>> START Records shown

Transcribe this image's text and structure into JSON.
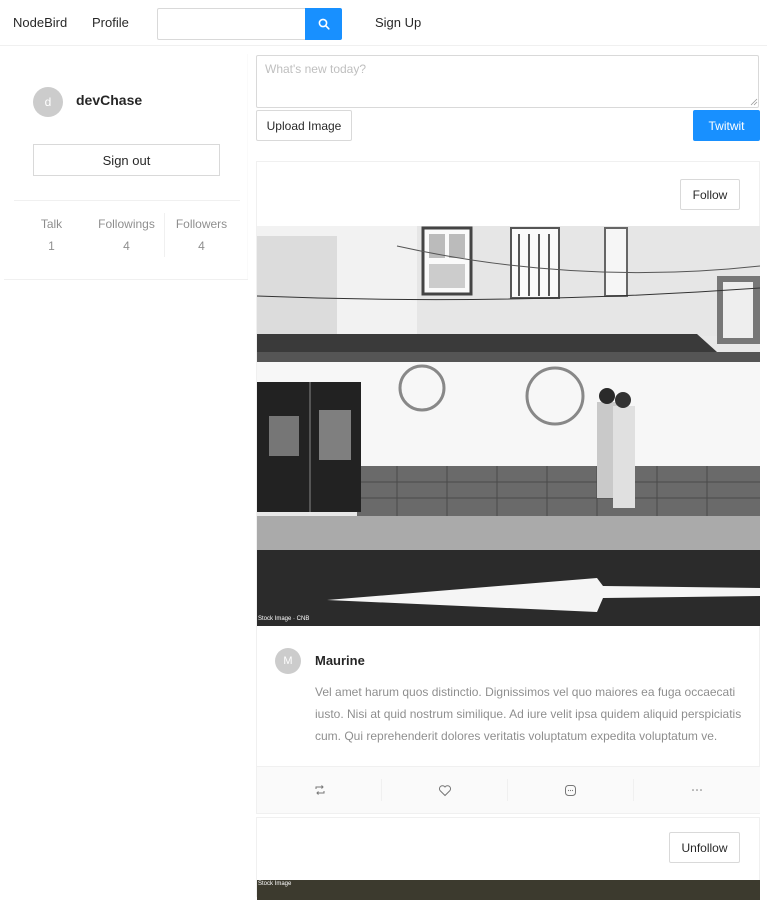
{
  "nav": {
    "brand": "NodeBird",
    "profile": "Profile",
    "signup": "Sign Up",
    "search_placeholder": ""
  },
  "user": {
    "avatar_initial": "d",
    "nickname": "devChase",
    "signout_label": "Sign out",
    "stats": [
      {
        "label": "Talk",
        "value": "1"
      },
      {
        "label": "Followings",
        "value": "4"
      },
      {
        "label": "Followers",
        "value": "4"
      }
    ]
  },
  "post_form": {
    "placeholder": "What's new today?",
    "upload_label": "Upload Image",
    "submit_label": "Twitwit"
  },
  "posts": [
    {
      "follow_label": "Follow",
      "image_caption": "Stock Image · CNB",
      "avatar_initial": "M",
      "author": "Maurine",
      "content": "Vel amet harum quos distinctio. Dignissimos vel quo maiores ea fuga occaecati iusto. Nisi at quid nostrum similique. Ad iure velit ipsa quidem aliquid perspiciatis cum. Qui reprehenderit dolores veritatis voluptatum expedita voluptatum ve.",
      "actions": [
        "retweet-icon",
        "heart-icon",
        "message-icon",
        "ellipsis-icon"
      ]
    },
    {
      "follow_label": "Unfollow",
      "image_caption": "Stock Image"
    }
  ],
  "colors": {
    "primary": "#1890ff",
    "border": "#f0f0f0",
    "avatar_bg": "#cccccc"
  }
}
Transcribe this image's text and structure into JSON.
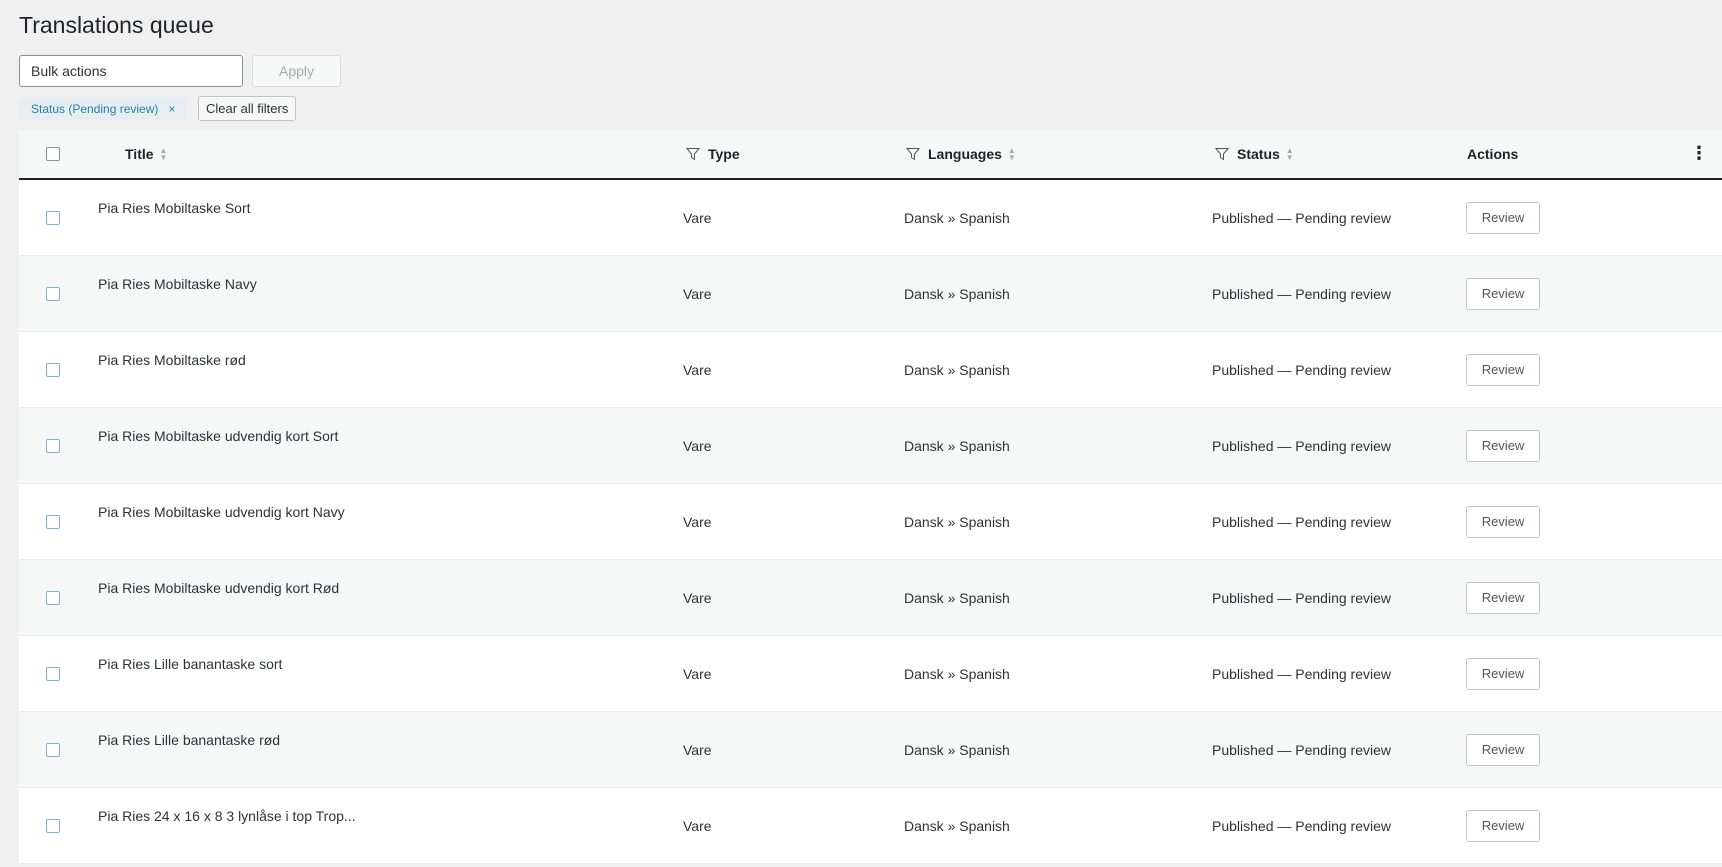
{
  "page": {
    "title": "Translations queue"
  },
  "toolbar": {
    "bulk_actions": "Bulk actions",
    "apply_label": "Apply"
  },
  "filters": {
    "active_chip": "Status (Pending review)",
    "chip_remove": "×",
    "clear_all": "Clear all filters"
  },
  "table": {
    "columns": {
      "title": "Title",
      "type": "Type",
      "languages": "Languages",
      "status": "Status",
      "actions": "Actions"
    },
    "more_icon": "⋮",
    "rows": [
      {
        "title": "Pia Ries Mobiltaske Sort",
        "type": "Vare",
        "languages": "Dansk » Spanish",
        "status": "Published — Pending review",
        "action": "Review"
      },
      {
        "title": "Pia Ries Mobiltaske Navy",
        "type": "Vare",
        "languages": "Dansk » Spanish",
        "status": "Published — Pending review",
        "action": "Review"
      },
      {
        "title": "Pia Ries Mobiltaske rød",
        "type": "Vare",
        "languages": "Dansk » Spanish",
        "status": "Published — Pending review",
        "action": "Review"
      },
      {
        "title": "Pia Ries Mobiltaske udvendig kort Sort",
        "type": "Vare",
        "languages": "Dansk » Spanish",
        "status": "Published — Pending review",
        "action": "Review"
      },
      {
        "title": "Pia Ries Mobiltaske udvendig kort Navy",
        "type": "Vare",
        "languages": "Dansk » Spanish",
        "status": "Published — Pending review",
        "action": "Review"
      },
      {
        "title": "Pia Ries Mobiltaske udvendig kort Rød",
        "type": "Vare",
        "languages": "Dansk » Spanish",
        "status": "Published — Pending review",
        "action": "Review"
      },
      {
        "title": "Pia Ries Lille banantaske sort",
        "type": "Vare",
        "languages": "Dansk » Spanish",
        "status": "Published — Pending review",
        "action": "Review"
      },
      {
        "title": "Pia Ries Lille banantaske rød",
        "type": "Vare",
        "languages": "Dansk » Spanish",
        "status": "Published — Pending review",
        "action": "Review"
      },
      {
        "title": "Pia Ries 24 x 16 x 8 3 lynlåse i top Trop...",
        "type": "Vare",
        "languages": "Dansk » Spanish",
        "status": "Published — Pending review",
        "action": "Review"
      }
    ]
  },
  "colors": {
    "background": "#f0f0f1",
    "chip_text": "#2a7fa5",
    "chip_bg": "#e6eef3",
    "header_border": "#1d2327"
  }
}
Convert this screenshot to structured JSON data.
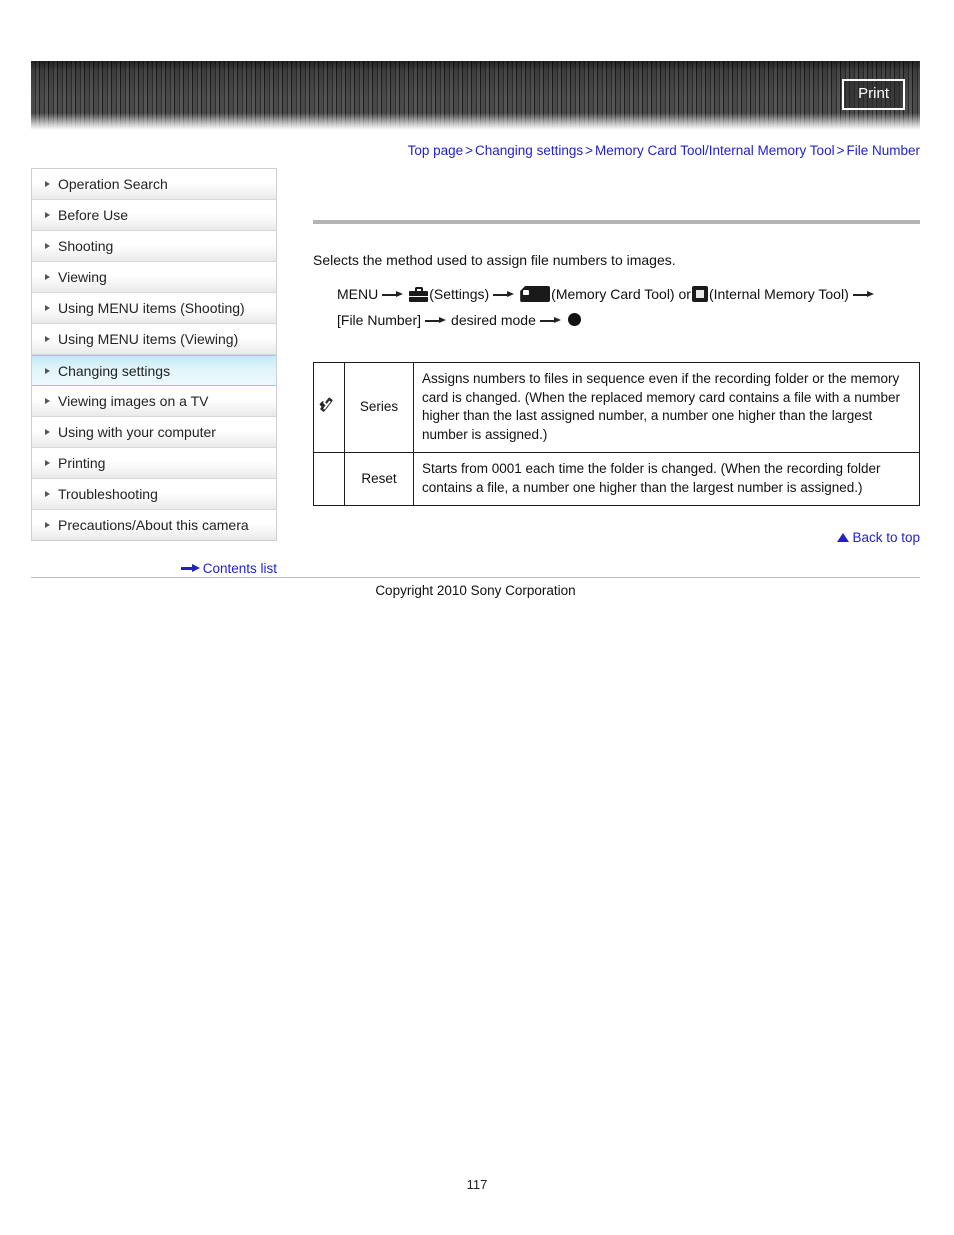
{
  "header": {
    "print_label": "Print"
  },
  "breadcrumb": {
    "items": [
      {
        "label": "Top page"
      },
      {
        "label": "Changing settings"
      },
      {
        "label": "Memory Card Tool/Internal Memory Tool"
      },
      {
        "label": "File Number"
      }
    ],
    "separator": ">"
  },
  "sidebar": {
    "items": [
      {
        "label": "Operation Search",
        "active": false
      },
      {
        "label": "Before Use",
        "active": false
      },
      {
        "label": "Shooting",
        "active": false
      },
      {
        "label": "Viewing",
        "active": false
      },
      {
        "label": "Using MENU items (Shooting)",
        "active": false
      },
      {
        "label": "Using MENU items (Viewing)",
        "active": false
      },
      {
        "label": "Changing settings",
        "active": true
      },
      {
        "label": "Viewing images on a TV",
        "active": false
      },
      {
        "label": "Using with your computer",
        "active": false
      },
      {
        "label": "Printing",
        "active": false
      },
      {
        "label": "Troubleshooting",
        "active": false
      },
      {
        "label": "Precautions/About this camera",
        "active": false
      }
    ],
    "contents_list_label": "Contents list"
  },
  "main": {
    "intro": "Selects the method used to assign file numbers to images.",
    "menu_path": {
      "menu_label": "MENU",
      "settings_label": "(Settings)",
      "memory_card_label": "(Memory Card Tool)",
      "or_label": "or",
      "internal_memory_label": "(Internal Memory Tool)",
      "file_number_label": "[File Number]",
      "desired_mode_label": "desired mode"
    },
    "options": [
      {
        "checked": true,
        "name": "Series",
        "description": "Assigns numbers to files in sequence even if the recording folder or the memory card is changed. (When the replaced memory card contains a file with a number higher than the last assigned number, a number one higher than the largest number is assigned.)"
      },
      {
        "checked": false,
        "name": "Reset",
        "description": "Starts from 0001 each time the folder is changed. (When the recording folder contains a file, a number one higher than the largest number is assigned.)"
      }
    ]
  },
  "footer": {
    "back_to_top_label": "Back to top",
    "copyright": "Copyright 2010 Sony Corporation",
    "page_number": "117"
  },
  "colors": {
    "link": "#2222cc",
    "active_nav": "#bfeaf5",
    "banner": "#3a3a3a"
  }
}
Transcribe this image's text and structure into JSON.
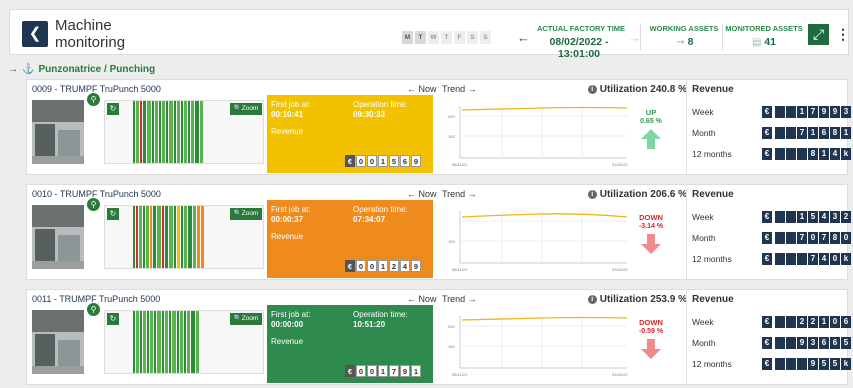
{
  "header": {
    "back_icon": "arrow-left-icon",
    "title_line1": "Machine",
    "title_line2": "monitoring",
    "days": [
      "M",
      "T",
      "W",
      "T",
      "F",
      "S",
      "S"
    ],
    "active_days": [
      0,
      1
    ],
    "actual_time_label": "ACTUAL FACTORY TIME",
    "actual_time_value": "08/02/2022 - 13:01:00",
    "working_label": "WORKING ASSETS",
    "working_value": "8",
    "monitored_label": "MONITORED ASSETS",
    "monitored_value": "41"
  },
  "breadcrumb": {
    "label": "Punzonatrice / Punching"
  },
  "machines": [
    {
      "title": "0009 - TRUMPF TruPunch 5000",
      "now_label": "← Now",
      "zoom_label": "🔍Zoom",
      "status_color": "#f2c200",
      "first_job_label": "First job at:",
      "first_job_value": "00:10:41",
      "operation_label": "Operation time:",
      "operation_value": "09:30:33",
      "revenue_label": "Revenue",
      "revenue_digits": [
        "0",
        "0",
        "1",
        "5",
        "6",
        "9"
      ],
      "trend_label": "Trend →",
      "utilization": "Utilization 240.8 %",
      "direction": "UP",
      "direction_pct": "0.65 %",
      "direction_color": "#2a9a4a",
      "trend_y_ticks": [
        "200",
        "100"
      ],
      "trend_x_start": "08/11/21",
      "trend_x_end": "31/01/22",
      "revenue_title": "Revenue",
      "revenue_rows": [
        {
          "label": "Week",
          "digits": [
            "",
            "",
            "1",
            "7",
            "9",
            "9",
            "3"
          ]
        },
        {
          "label": "Month",
          "digits": [
            "",
            "",
            "7",
            "1",
            "6",
            "8",
            "1"
          ]
        },
        {
          "label": "12 months",
          "digits": [
            "",
            "",
            "",
            "8",
            "1",
            "4",
            "k"
          ]
        }
      ]
    },
    {
      "title": "0010 - TRUMPF TruPunch 5000",
      "now_label": "← Now",
      "zoom_label": "🔍Zoom",
      "status_color": "#ee8b1c",
      "first_job_label": "First job at:",
      "first_job_value": "00:00:37",
      "operation_label": "Operation time:",
      "operation_value": "07:34:07",
      "revenue_label": "Revenue",
      "revenue_digits": [
        "0",
        "0",
        "1",
        "2",
        "4",
        "9"
      ],
      "trend_label": "Trend →",
      "utilization": "Utilization 206.6 %",
      "direction": "DOWN",
      "direction_pct": "-3.14 %",
      "direction_color": "#d9252b",
      "trend_y_ticks": [
        "100"
      ],
      "trend_x_start": "08/11/21",
      "trend_x_end": "31/01/22",
      "revenue_title": "Revenue",
      "revenue_rows": [
        {
          "label": "Week",
          "digits": [
            "",
            "",
            "1",
            "5",
            "4",
            "3",
            "2"
          ]
        },
        {
          "label": "Month",
          "digits": [
            "",
            "",
            "7",
            "0",
            "7",
            "8",
            "0"
          ]
        },
        {
          "label": "12 months",
          "digits": [
            "",
            "",
            "",
            "7",
            "4",
            "0",
            "k"
          ]
        }
      ]
    },
    {
      "title": "0011 - TRUMPF TruPunch 5000",
      "now_label": "← Now",
      "zoom_label": "🔍Zoom",
      "status_color": "#2f8a4e",
      "first_job_label": "First job at:",
      "first_job_value": "00:00:00",
      "operation_label": "Operation time:",
      "operation_value": "10:51:20",
      "revenue_label": "Revenue",
      "revenue_digits": [
        "0",
        "0",
        "1",
        "7",
        "9",
        "1"
      ],
      "trend_label": "Trend →",
      "utilization": "Utilization 253.9 %",
      "direction": "DOWN",
      "direction_pct": "-0.59 %",
      "direction_color": "#d9252b",
      "trend_y_ticks": [
        "200",
        "100"
      ],
      "trend_x_start": "08/11/21",
      "trend_x_end": "31/01/22",
      "revenue_title": "Revenue",
      "revenue_rows": [
        {
          "label": "Week",
          "digits": [
            "",
            "",
            "2",
            "2",
            "1",
            "0",
            "6"
          ]
        },
        {
          "label": "Month",
          "digits": [
            "",
            "",
            "9",
            "3",
            "6",
            "6",
            "5"
          ]
        },
        {
          "label": "12 months",
          "digits": [
            "",
            "",
            "",
            "9",
            "5",
            "5",
            "k"
          ]
        }
      ]
    }
  ]
}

>> END Records shown

List every line above containing the word "with".

        "label": "Using with your computer",
        "description": "Assigns numbers to files in sequence even if the recording folder or the memory card is changed. (When the replaced memory card contains a file with a number higher than the last assigned number, a number one higher than the largest number is assigned.)"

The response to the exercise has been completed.